[Stored items]

------

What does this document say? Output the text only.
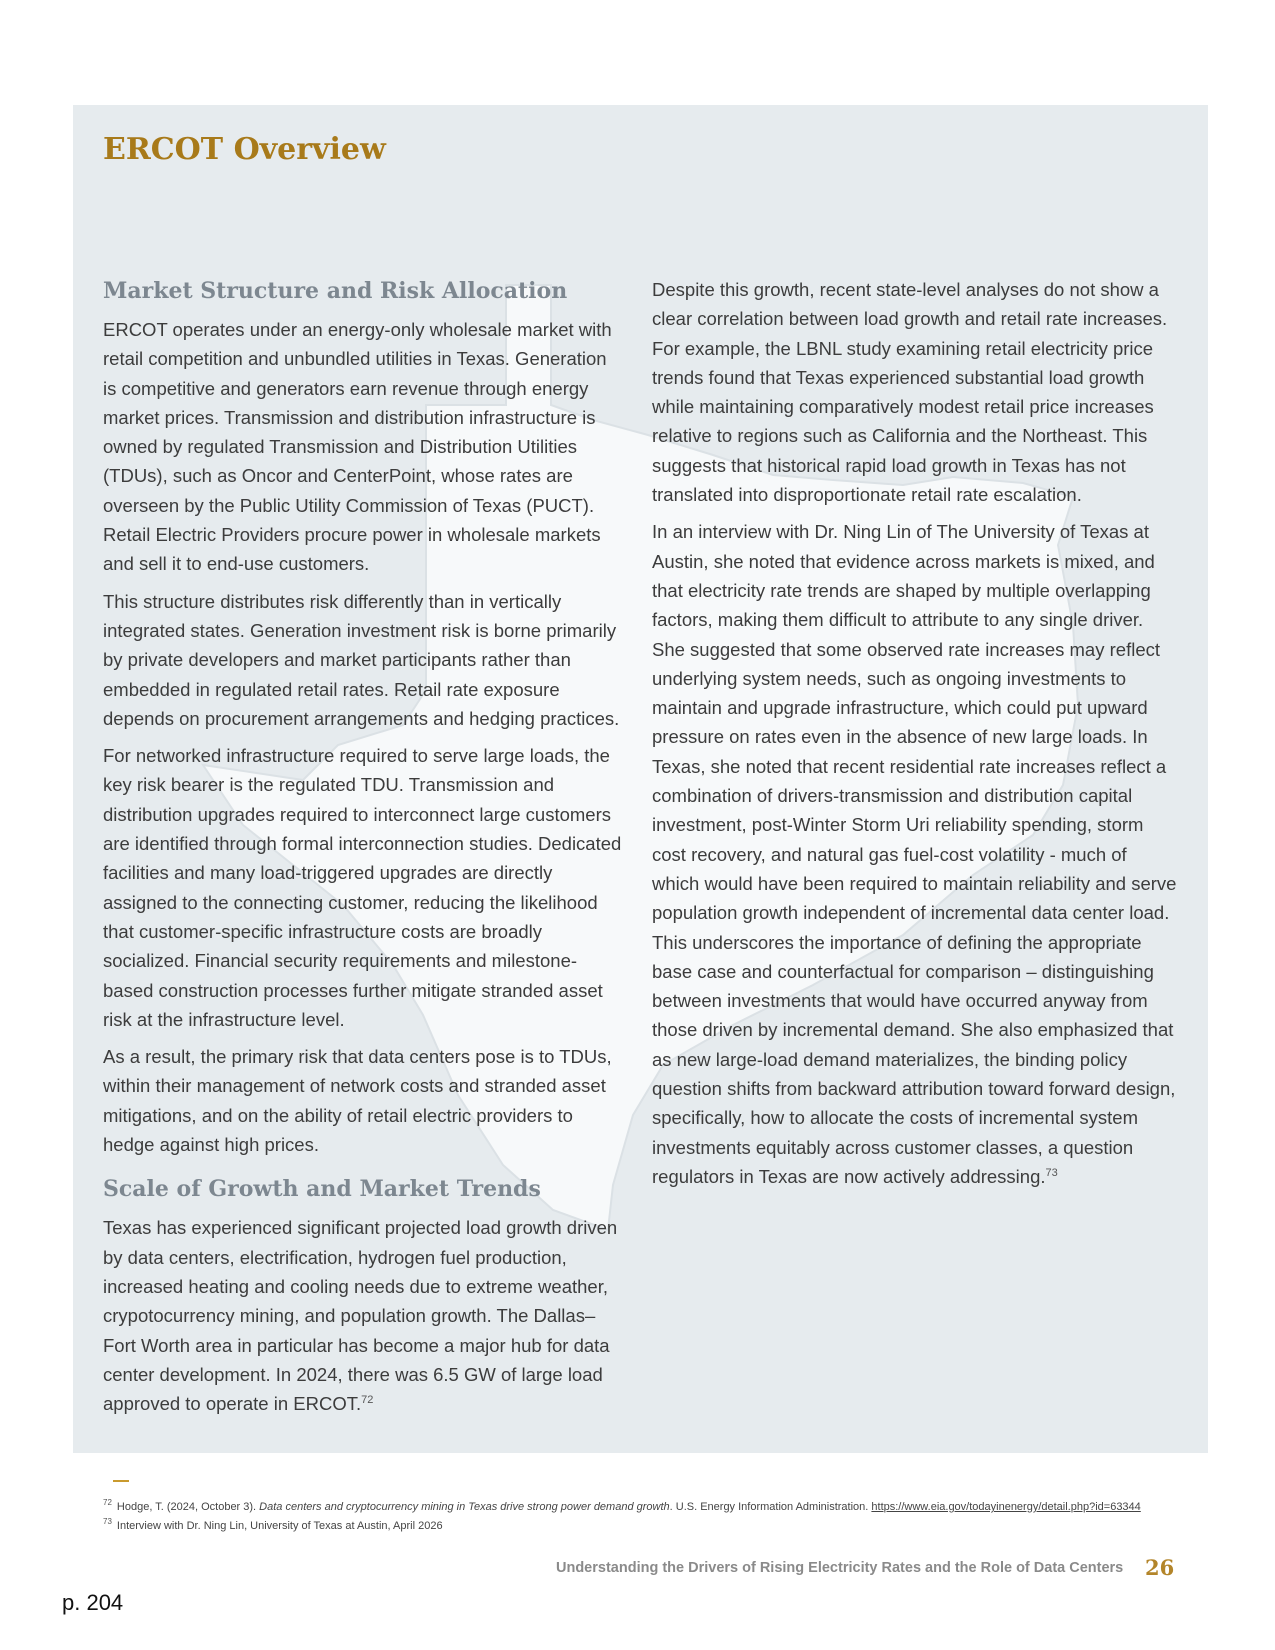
ERCOT Overview
Market Structure and Risk Allocation

ERCOT operates under an energy-only wholesale market with retail competition and unbundled utilities in Texas. Generation is competitive and generators earn revenue through energy market prices. Transmission and distribution infrastructure is owned by regulated Transmission and Distribution Utilities (TDUs), such as Oncor and CenterPoint, whose rates are overseen by the Public Utility Commission of Texas (PUCT). Retail Electric Providers procure power in wholesale markets and sell it to end-use customers.

This structure distributes risk differently than in vertically integrated states. Generation investment risk is borne primarily by private developers and market participants rather than embedded in regulated retail rates. Retail rate exposure depends on procurement arrangements and hedging practices.

For networked infrastructure required to serve large loads, the key risk bearer is the regulated TDU. Transmission and distribution upgrades required to interconnect large customers are identified through formal interconnection studies. Dedicated facilities and many load-triggered upgrades are directly assigned to the connecting customer, reducing the likelihood that customer-specific infrastructure costs are broadly socialized. Financial security requirements and milestone-based construction processes further mitigate stranded asset risk at the infrastructure level.

As a result, the primary risk that data centers pose is to TDUs, within their management of network costs and stranded asset mitigations, and on the ability of retail electric providers to hedge against high prices.

Scale of Growth and Market Trends

Texas has experienced significant projected load growth driven by data centers, electrification, hydrogen fuel production, increased heating and cooling needs due to extreme weather, crypotocurrency mining, and population growth. The Dallas–Fort Worth area in particular has become a major hub for data center development. In 2024, there was 6.5 GW of large load approved to operate in ERCOT.$^{72}$

Despite this growth, recent state-level analyses do not show a clear correlation between load growth and retail rate increases. For example, the LBNL study examining retail electricity price trends found that Texas experienced substantial load growth while maintaining comparatively modest retail price increases relative to regions such as California and the Northeast. This suggests that historical rapid load growth in Texas has not translated into disproportionate retail rate escalation.

In an interview with Dr. Ning Lin of The University of Texas at Austin, she noted that evidence across markets is mixed, and that electricity rate trends are shaped by multiple overlapping factors, making them difficult to attribute to any single driver. She suggested that some observed rate increases may reflect underlying system needs, such as ongoing investments to maintain and upgrade infrastructure, which could put upward pressure on rates even in the absence of new large loads. In Texas, she noted that recent residential rate increases reflect a combination of drivers-transmission and distribution capital investment, post-Winter Storm Uri reliability spending, storm cost recovery, and natural gas fuel-cost volatility - much of which would have been required to maintain reliability and serve population growth independent of incremental data center load. This underscores the importance of defining the appropriate base case and counterfactual for comparison – distinguishing between investments that would have occurred anyway from those driven by incremental demand. She also emphasized that as new large-load demand materializes, the binding policy question shifts from backward attribution toward forward design, specifically, how to allocate the costs of incremental system investments equitably across customer classes, a question regulators in Texas are now actively addressing.$^{73}$

$^{72}$ Hodge, T. (2024, October 3). Data centers and cryptocurrency mining in Texas drive strong power demand growth. U.S. Energy Information Administration. https://www.eia.gov/todayinenergy/detail.php?id=63344
$^{73}$ Interview with Dr. Ning Lin, University of Texas at Austin, April 2026
Understanding the Drivers of Rising Electricity Rates and the Role of Data Centers 26
p. 204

------

• Short task:
Quote all of the entries word for word, omitting any pictures.

• Answer to the task:
What does this document say? Output the text only.
ERCOT Overview
Market Structure and Risk Allocation

ERCOT operates under an energy-only wholesale market with retail competition and unbundled utilities in Texas. Generation is competitive and generators earn revenue through energy market prices. Transmission and distribution infrastructure is owned by regulated Transmission and Distribution Utilities (TDUs), such as Oncor and CenterPoint, whose rates are overseen by the Public Utility Commission of Texas (PUCT). Retail Electric Providers procure power in wholesale markets and sell it to end-use customers.

This structure distributes risk differently than in vertically integrated states. Generation investment risk is borne primarily by private developers and market participants rather than embedded in regulated retail rates. Retail rate exposure depends on procurement arrangements and hedging practices.

For networked infrastructure required to serve large loads, the key risk bearer is the regulated TDU. Transmission and distribution upgrades required to interconnect large customers are identified through formal interconnection studies. Dedicated facilities and many load-triggered upgrades are directly assigned to the connecting customer, reducing the likelihood that customer-specific infrastructure costs are broadly socialized. Financial security requirements and milestone-based construction processes further mitigate stranded asset risk at the infrastructure level.

As a result, the primary risk that data centers pose is to TDUs, within their management of network costs and stranded asset mitigations, and on the ability of retail electric providers to hedge against high prices.

Scale of Growth and Market Trends

Texas has experienced significant projected load growth driven by data centers, electrification, hydrogen fuel production, increased heating and cooling needs due to extreme weather, crypotocurrency mining, and population growth. The Dallas–Fort Worth area in particular has become a major hub for data center development. In 2024, there was 6.5 GW of large load approved to operate in ERCOT.$^{72}$

Despite this growth, recent state-level analyses do not show a clear correlation between load growth and retail rate increases. For example, the LBNL study examining retail electricity price trends found that Texas experienced substantial load growth while maintaining comparatively modest retail price increases relative to regions such as California and the Northeast. This suggests that historical rapid load growth in Texas has not translated into disproportionate retail rate escalation.

In an interview with Dr. Ning Lin of The University of Texas at Austin, she noted that evidence across markets is mixed, and that electricity rate trends are shaped by multiple overlapping factors, making them difficult to attribute to any single driver. She suggested that some observed rate increases may reflect underlying system needs, such as ongoing investments to maintain and upgrade infrastructure, which could put upward pressure on rates even in the absence of new large loads. In Texas, she noted that recent residential rate increases reflect a combination of drivers-transmission and distribution capital investment, post-Winter Storm Uri reliability spending, storm cost recovery, and natural gas fuel-cost volatility - much of which would have been required to maintain reliability and serve population growth independent of incremental data center load. This underscores the importance of defining the appropriate base case and counterfactual for comparison – distinguishing between investments that would have occurred anyway from those driven by incremental demand. She also emphasized that as new large-load demand materializes, the binding policy question shifts from backward attribution toward forward design, specifically, how to allocate the costs of incremental system investments equitably across customer classes, a question regulators in Texas are now actively addressing.$^{73}$

$^{72}$ Hodge, T. (2024, October 3). Data centers and cryptocurrency mining in Texas drive strong power demand growth. U.S. Energy Information Administration. https://www.eia.gov/todayinenergy/detail.php?id=63344
$^{73}$ Interview with Dr. Ning Lin, University of Texas at Austin, April 2026
Understanding the Drivers of Rising Electricity Rates and the Role of Data Centers 26
p. 204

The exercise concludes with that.